• **ПРЕДЛАГАЕМЫЙ ОТРЫВОК**:
——
В прибавление к этому я замечу, что ультрареакционная партия вполне господствует, так что считает слишком либеральными даже графа Рехберга и графа Сечена. Предводители этой партии — австрийско-немецкие прелаты, духовники некоторых влиятельных лиц и несколько старых господ и госпож. Взгляды людей, управляющих делами, так узки, что они не видят опасности своего положения, которая очевидна для всех неофициальных зрителей».

Читатель знает, что Тироль всегда был провинциею самою спокойною и самою верною из всех австрийских областей. Можно предположить, как не понравилось другим провинциям устройство, дававшееся им от графа Рехберга2, когда «Аугсбургская газета» увидела надобность изображать ему в таких красках впечатление, произведенное его реформами на Тироль.

Действительно, никто теперь не хвалит систему, которою ду-
мал ограничить реформы граф Рехберг, и все порицают его. Но беспристрастный читатель не станет думать, будто бы Рехберга винят за все справедливо. Мы в прошлый раз старались доказать, что австрийские министры делали все возможное для них, и если не делали до сих пор уступок, более значительных, то лишь по невозможности. Притом же, если граф Рехберг — дурной министр, то почему не заменили до сих пор его другим министром? Тут представляются лишь два ответа: или вовсе нет людей, которые стали бы на его месте действовать иначе, или никто из таких людей не мог занять его место. В том и в другом случае очевидно, что граф Рехберг был до сих пор наилучшим возможным министром. Спрашиваем теперь, можно ли порицать того, который наилучшим образом исполняет свое назначение? Надобно заметить еще одно обстоятельство, самым поразительным образом доказывающее всю пустоту порицателей. Читатель помнит, как Европа хвалила намерения и принципы Гюбнера3, назначенного министром по заключении Виллафранкского мира, как печалилась об отставке, скоро данной ему. Теперь носились слухи, что по неудовлетворительности нынешних министров будет снова призван в кабинет Гюбнер, который поведет дела либеральным способом. Из сотни людей, порицающих графа Рехберга, 99 были бы в восторге от назначения министром барона Гюбнера. Но вот небольшой отрывок из венской корреспонденции «Timesʼа»:

«Вена, 3 декабря.
——
• **ЗАДАНИЕ A**: Какую провинцию отрывок называет самой спокойной и самой верной из всех австрийских областей?
Отрывок и записи представляют собой отдельные, не связанные между собой материалы.

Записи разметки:
——
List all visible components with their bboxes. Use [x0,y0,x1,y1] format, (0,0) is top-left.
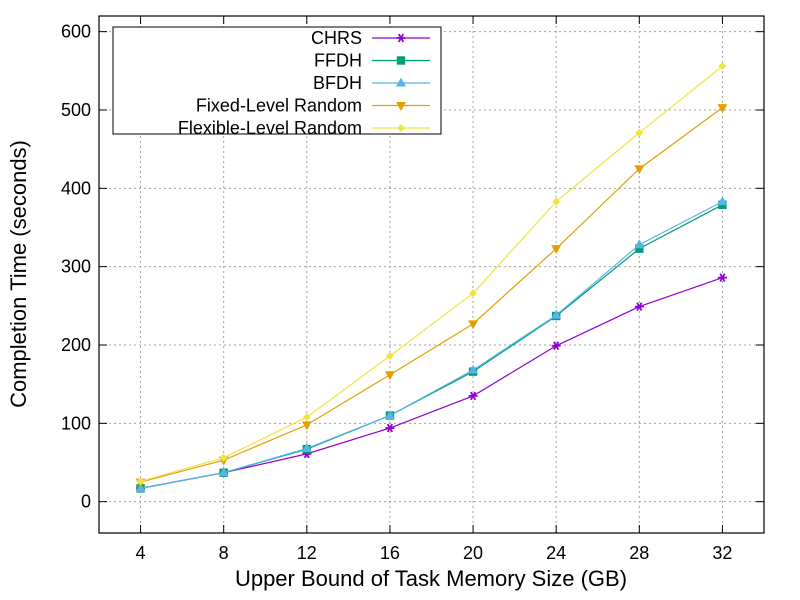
series-line [140,65,723,482]
x-tick-label: 28 [629,543,649,563]
y-tick-label: 0 [81,492,91,512]
legend-label: Flexible-Level Random [178,118,362,138]
data-point [635,244,644,253]
data-point [551,341,561,351]
legend-box [112,26,442,135]
legend-label: Fixed-Level Random [196,96,362,116]
data-point [717,196,728,206]
y-tick-label: 300 [61,257,91,277]
series-line [140,107,723,483]
x-tick-label: 32 [712,543,732,563]
y-tick-label: 200 [61,335,91,355]
y-tick-label: 500 [61,100,91,120]
series-line [140,201,723,489]
data-point [301,421,312,431]
data-point [551,309,562,319]
axis-ticks: 4 8 12 16 20 24 28 32 0 100 200 300 400 500 600 [61,16,764,563]
series-line [140,277,723,489]
data-point [717,273,727,282]
series-4 [136,62,727,486]
data-point [718,62,727,71]
data-point [634,239,645,249]
legend-marker [396,77,406,87]
x-tick-label: 12 [297,543,317,563]
data-point [385,351,394,360]
data-point [301,442,312,452]
x-tick-label: 20 [463,543,483,563]
legend-label: FFDH [314,51,362,71]
data-point [468,320,479,330]
data-point [634,302,644,311]
x-tick-label: 16 [380,543,400,563]
legend-marker [396,102,406,111]
y-tick-label: 600 [61,22,91,42]
data-point [468,364,479,374]
plot-frame [98,15,765,534]
legend-marker [396,33,406,43]
data-point [551,245,562,255]
legend-label: CHRS [311,28,362,48]
data-point [302,413,311,422]
legend-label: BFDH [313,73,362,93]
data-point [218,467,229,477]
data-point [136,477,145,486]
y-tick-label: 100 [61,413,91,433]
data-point [384,410,395,419]
x-tick-label: 8 [219,543,229,563]
data-point [552,197,561,206]
x-axis-title: Upper Bound of Task Memory Size (GB) [235,566,627,591]
legend-marker [396,56,406,65]
data-point [635,128,644,137]
series-layer [135,62,728,493]
data-point [385,423,395,433]
legend-marker [397,124,405,132]
data-point [717,104,728,114]
data-point [634,165,645,175]
data-point [384,371,395,381]
y-tick-label: 400 [61,178,91,198]
x-tick-label: 4 [136,543,146,563]
x-tick-label: 24 [546,543,566,563]
series-2 [135,196,728,492]
data-point [468,391,478,401]
y-axis-title: Completion Time (seconds) [6,140,31,408]
data-point [219,453,228,462]
series-3 [135,104,728,488]
data-point [469,289,478,298]
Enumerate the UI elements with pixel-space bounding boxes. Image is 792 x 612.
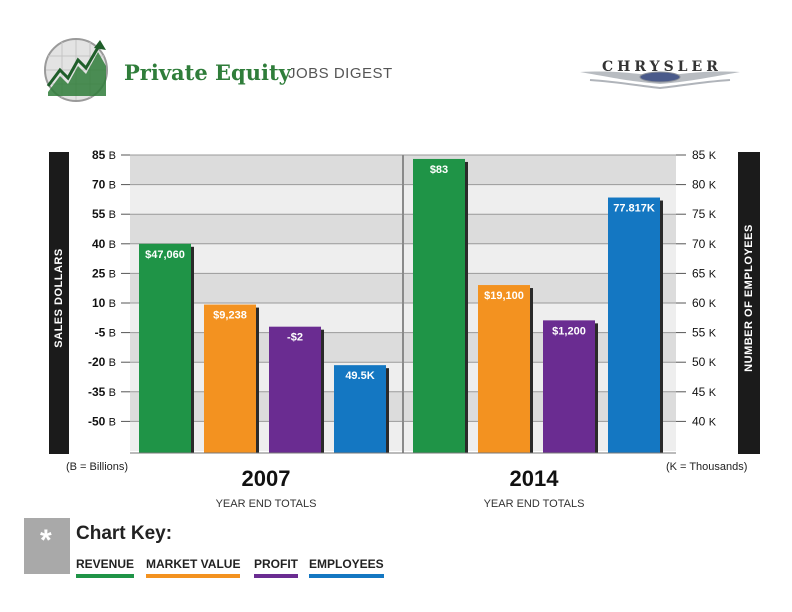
——
• **ЗАДАНИЕ B**: Выведите без изменений строки записей, начиная со строки, содержащей "series-line [140,65,723,482]", и заканчивая строкой, содержащей "legend-marker [396,102,406,111]", включая обе.

• **РЕЗУЛЬТАТ ЗАДАНИЯ A**: Тироль.

• **РЕЗУЛЬТАТ ЗАДАНИЯ B**:
series-line [140,65,723,482]
x-tick-label: 28 [629,543,649,563]
y-tick-label: 0 [81,492,91,512]
legend-label: Flexible-Level Random [178,118,362,138]
data-point [635,244,644,253]
data-point [551,341,561,351]
legend-box [112,26,442,135]
legend-label: Fixed-Level Random [196,96,362,116]
data-point [717,196,728,206]
y-tick-label: 300 [61,257,91,277]
series-line [140,107,723,483]
x-tick-label: 32 [712,543,732,563]
y-tick-label: 200 [61,335,91,355]
y-tick-label: 500 [61,100,91,120]
series-line [140,201,723,489]
data-point [301,421,312,431]
data-point [551,309,562,319]
axis-ticks: 4 8 12 16 20 24 28 32 0 100 200 300 400 500 600 [61,16,764,563]
series-line [140,277,723,489]
data-point [717,273,727,282]
series-4 [136,62,727,486]
data-point [718,62,727,71]
data-point [634,239,645,249]
legend-marker [396,77,406,87]
x-tick-label: 12 [297,543,317,563]
data-point [385,351,394,360]
data-point [301,442,312,452]
x-tick-label: 20 [463,543,483,563]
legend-label: FFDH [314,51,362,71]
data-point [468,320,479,330]
data-point [634,302,644,311]
x-tick-label: 16 [380,543,400,563]
legend-marker [396,102,406,111]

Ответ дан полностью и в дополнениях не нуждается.